[Collected data]
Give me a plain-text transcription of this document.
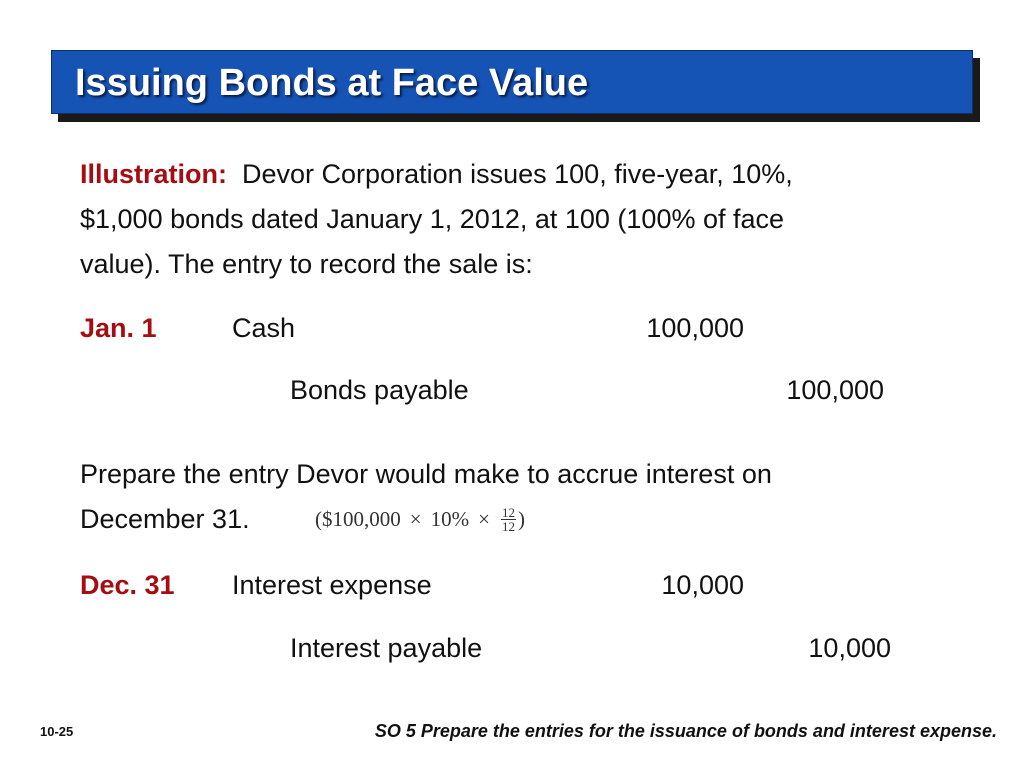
Issuing Bonds at Face Value
Illustration: Devor Corporation issues 100, five-year, 10%,
$1,000 bonds dated January 1, 2012, at 100 (100% of face
value). The entry to record the sale is:
Jan. 1	Cash	100,000
Bonds payable	100,000
Prepare the entry Devor would make to accrue interest on
December 31.	($100,000 × $10\% \times \frac{12}{12}$ )
Dec. 31 Interest expense	10,000
Interest payable	10,000
10-25	SO 5 Prepare the entries for the issuance of bonds and interest expense.
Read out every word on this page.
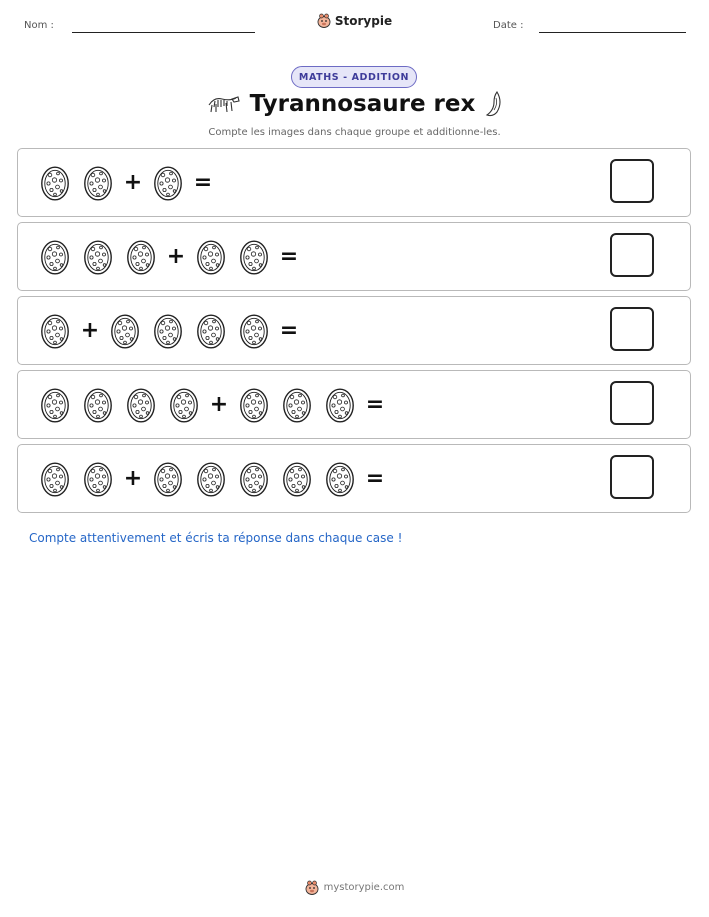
Nom :	Storypie	Date :
MATHS - ADDITION
Tyrannosaure rex
Compte les images dans chaque groupe et additionne-les.
+ =
+	=
+	=
+	=
+	=
Compte attentivement et écris ta réponse dans chaque case !
mystorypie.com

» WRITTEN REQUEST
Pull out and copy each line containing the string "Devor".

» PROBLEM SOLUTION
Illustration: Devor Corporation issues 100, five-year, 10%,
Prepare the entry Devor would make to accrue interest on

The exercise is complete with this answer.